→ Data provided
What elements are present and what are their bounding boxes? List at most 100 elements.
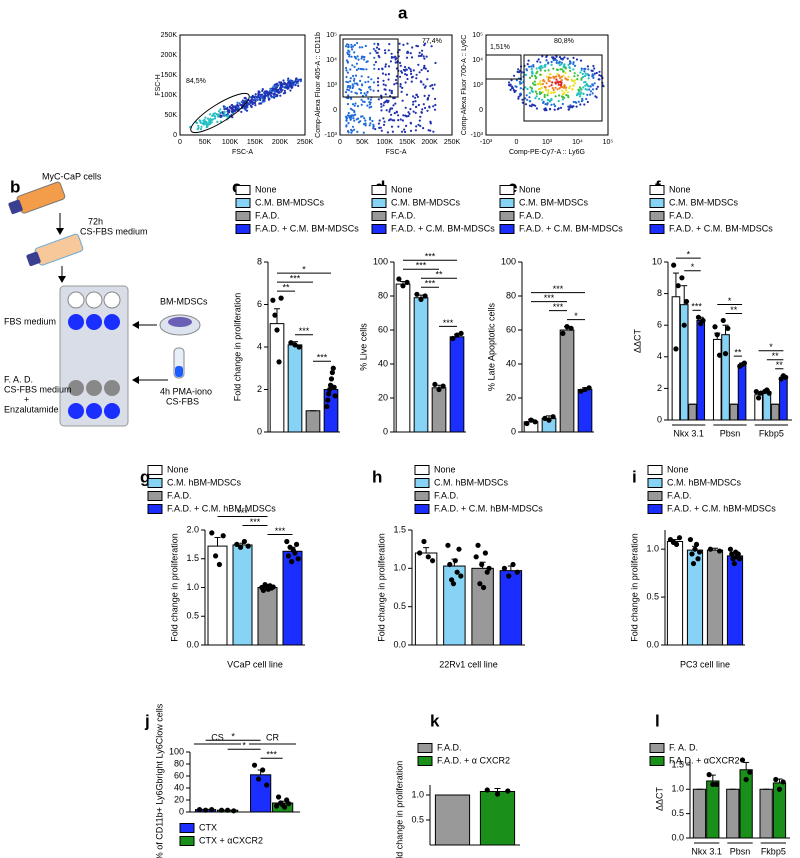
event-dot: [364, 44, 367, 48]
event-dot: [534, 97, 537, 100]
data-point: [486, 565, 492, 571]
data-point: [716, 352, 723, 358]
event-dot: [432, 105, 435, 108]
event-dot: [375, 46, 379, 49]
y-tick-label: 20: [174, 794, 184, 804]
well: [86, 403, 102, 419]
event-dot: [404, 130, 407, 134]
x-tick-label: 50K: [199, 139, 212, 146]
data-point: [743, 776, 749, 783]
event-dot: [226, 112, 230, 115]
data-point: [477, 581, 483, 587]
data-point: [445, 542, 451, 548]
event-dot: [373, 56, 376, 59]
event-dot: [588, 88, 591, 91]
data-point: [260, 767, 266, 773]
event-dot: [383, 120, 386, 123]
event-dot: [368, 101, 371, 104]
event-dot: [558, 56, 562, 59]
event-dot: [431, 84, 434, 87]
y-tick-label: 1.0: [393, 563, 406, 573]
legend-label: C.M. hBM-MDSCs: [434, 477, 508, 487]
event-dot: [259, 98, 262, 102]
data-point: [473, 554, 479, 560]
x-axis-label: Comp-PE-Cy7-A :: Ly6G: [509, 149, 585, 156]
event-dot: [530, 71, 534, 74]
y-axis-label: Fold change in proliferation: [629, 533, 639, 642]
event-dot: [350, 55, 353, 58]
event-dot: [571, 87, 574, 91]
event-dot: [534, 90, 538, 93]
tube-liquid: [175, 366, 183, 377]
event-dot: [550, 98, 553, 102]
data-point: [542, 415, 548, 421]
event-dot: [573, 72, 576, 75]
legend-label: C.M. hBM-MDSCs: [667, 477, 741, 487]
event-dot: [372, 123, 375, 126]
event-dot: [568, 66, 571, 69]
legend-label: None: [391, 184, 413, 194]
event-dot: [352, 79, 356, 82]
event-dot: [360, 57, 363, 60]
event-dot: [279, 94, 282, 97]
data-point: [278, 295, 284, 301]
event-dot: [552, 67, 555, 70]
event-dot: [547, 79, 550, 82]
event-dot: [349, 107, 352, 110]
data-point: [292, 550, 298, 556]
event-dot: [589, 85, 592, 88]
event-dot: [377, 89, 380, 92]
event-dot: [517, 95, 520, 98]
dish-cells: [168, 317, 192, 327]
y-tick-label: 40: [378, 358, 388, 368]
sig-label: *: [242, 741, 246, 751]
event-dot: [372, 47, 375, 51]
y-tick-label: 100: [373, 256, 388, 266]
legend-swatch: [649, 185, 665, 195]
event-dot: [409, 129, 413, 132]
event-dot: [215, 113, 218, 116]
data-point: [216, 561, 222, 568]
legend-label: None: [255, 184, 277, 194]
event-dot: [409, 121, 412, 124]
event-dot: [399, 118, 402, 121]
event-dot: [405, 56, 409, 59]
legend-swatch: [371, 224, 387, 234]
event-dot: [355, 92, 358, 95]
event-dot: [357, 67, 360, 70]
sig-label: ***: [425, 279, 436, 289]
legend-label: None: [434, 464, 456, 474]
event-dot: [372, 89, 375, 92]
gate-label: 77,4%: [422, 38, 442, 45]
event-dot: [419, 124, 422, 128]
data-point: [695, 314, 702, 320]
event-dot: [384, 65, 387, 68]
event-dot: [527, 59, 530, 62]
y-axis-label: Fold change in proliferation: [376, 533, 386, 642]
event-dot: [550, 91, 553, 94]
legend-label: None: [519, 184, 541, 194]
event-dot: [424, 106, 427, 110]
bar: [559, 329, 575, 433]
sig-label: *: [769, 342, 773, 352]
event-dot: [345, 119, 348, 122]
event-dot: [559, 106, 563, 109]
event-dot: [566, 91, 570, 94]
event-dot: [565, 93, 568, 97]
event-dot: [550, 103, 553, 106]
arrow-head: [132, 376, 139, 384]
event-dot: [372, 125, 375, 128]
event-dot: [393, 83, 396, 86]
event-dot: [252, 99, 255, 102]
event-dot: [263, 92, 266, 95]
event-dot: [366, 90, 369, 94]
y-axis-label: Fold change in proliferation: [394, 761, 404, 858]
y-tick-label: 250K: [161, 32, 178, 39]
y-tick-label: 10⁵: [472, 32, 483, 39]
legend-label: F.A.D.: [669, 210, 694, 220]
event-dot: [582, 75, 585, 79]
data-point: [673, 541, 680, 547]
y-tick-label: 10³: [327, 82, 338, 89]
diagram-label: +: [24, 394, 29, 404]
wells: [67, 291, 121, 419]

→ Exercise prompt
Write out all the data above word for word, leaving out the picture.

→ Solution for this exercise
What elements are present and what are their bounding boxes? List at most 100 elements.
event-dot: [364, 44, 367, 48]
event-dot: [534, 97, 537, 100]
data-point: [486, 565, 492, 571]
data-point: [716, 352, 723, 358]
event-dot: [432, 105, 435, 108]
event-dot: [375, 46, 379, 49]
y-tick-label: 20: [174, 794, 184, 804]
well: [86, 403, 102, 419]
event-dot: [404, 130, 407, 134]
x-tick-label: 50K: [199, 139, 212, 146]
data-point: [743, 776, 749, 783]
event-dot: [226, 112, 230, 115]
data-point: [477, 581, 483, 587]
data-point: [445, 542, 451, 548]
event-dot: [373, 56, 376, 59]
event-dot: [588, 88, 591, 91]
data-point: [260, 767, 266, 773]
event-dot: [383, 120, 386, 123]
event-dot: [368, 101, 371, 104]
event-dot: [558, 56, 562, 59]
event-dot: [431, 84, 434, 87]
y-tick-label: 1.0: [393, 563, 406, 573]
legend-label: C.M. hBM-MDSCs: [434, 477, 508, 487]
event-dot: [259, 98, 262, 102]
data-point: [473, 554, 479, 560]
x-axis-label: Comp-PE-Cy7-A :: Ly6G: [509, 149, 585, 156]
event-dot: [530, 71, 534, 74]
y-axis-label: Fold change in proliferation: [629, 533, 639, 642]
event-dot: [350, 55, 353, 58]
event-dot: [571, 87, 574, 91]
event-dot: [534, 90, 538, 93]
tube-liquid: [175, 366, 183, 377]
event-dot: [550, 98, 553, 102]
data-point: [542, 415, 548, 421]
event-dot: [573, 72, 576, 75]
legend-label: C.M. hBM-MDSCs: [667, 477, 741, 487]
event-dot: [372, 123, 375, 126]
event-dot: [568, 66, 571, 69]
legend-label: None: [391, 184, 413, 194]
event-dot: [352, 79, 356, 82]
event-dot: [360, 57, 363, 60]
event-dot: [279, 94, 282, 97]
data-point: [278, 295, 284, 301]
event-dot: [552, 67, 555, 70]
event-dot: [547, 79, 550, 82]
event-dot: [349, 107, 352, 110]
data-point: [292, 550, 298, 556]
event-dot: [589, 85, 592, 88]
event-dot: [377, 89, 380, 92]
event-dot: [517, 95, 520, 98]
dish-cells: [168, 317, 192, 327]
y-tick-label: 40: [378, 358, 388, 368]
sig-label: *: [242, 741, 246, 751]
event-dot: [372, 47, 375, 51]
y-tick-label: 100: [373, 256, 388, 266]
legend-swatch: [649, 185, 665, 195]
event-dot: [409, 129, 413, 132]
event-dot: [215, 113, 218, 116]
data-point: [216, 561, 222, 568]
legend-label: None: [255, 184, 277, 194]
event-dot: [409, 121, 412, 124]
event-dot: [399, 118, 402, 121]
event-dot: [405, 56, 409, 59]
legend-swatch: [371, 224, 387, 234]
event-dot: [355, 92, 358, 95]
event-dot: [357, 67, 360, 70]
sig-label: ***: [425, 279, 436, 289]
legend-label: None: [434, 464, 456, 474]
event-dot: [372, 89, 375, 92]
gate-label: 77,4%: [422, 38, 442, 45]
event-dot: [419, 124, 422, 128]
data-point: [695, 314, 702, 320]
event-dot: [384, 65, 387, 68]
event-dot: [527, 59, 530, 62]
y-axis-label: Fold change in proliferation: [376, 533, 386, 642]
event-dot: [550, 91, 553, 94]
legend-label: None: [519, 184, 541, 194]
event-dot: [424, 106, 427, 110]
bar: [559, 329, 575, 433]
sig-label: *: [769, 342, 773, 352]
event-dot: [345, 119, 348, 122]
event-dot: [559, 106, 563, 109]
event-dot: [566, 91, 570, 94]
event-dot: [565, 93, 568, 97]
event-dot: [550, 103, 553, 106]
arrow-head: [132, 376, 139, 384]
event-dot: [372, 125, 375, 128]
event-dot: [393, 83, 396, 86]
event-dot: [252, 99, 255, 102]
event-dot: [263, 92, 266, 95]
event-dot: [366, 90, 369, 94]
y-axis-label: Fold change in proliferation: [394, 761, 404, 858]
y-tick-label: 250K: [161, 32, 178, 39]
y-tick-label: 10⁵: [472, 32, 483, 39]
legend-label: F.A.D.: [669, 210, 694, 220]
event-dot: [582, 75, 585, 79]
data-point: [673, 541, 680, 547]
y-tick-label: 10³: [327, 82, 338, 89]
diagram-label: +: [24, 394, 29, 404]
wells: [67, 291, 121, 419]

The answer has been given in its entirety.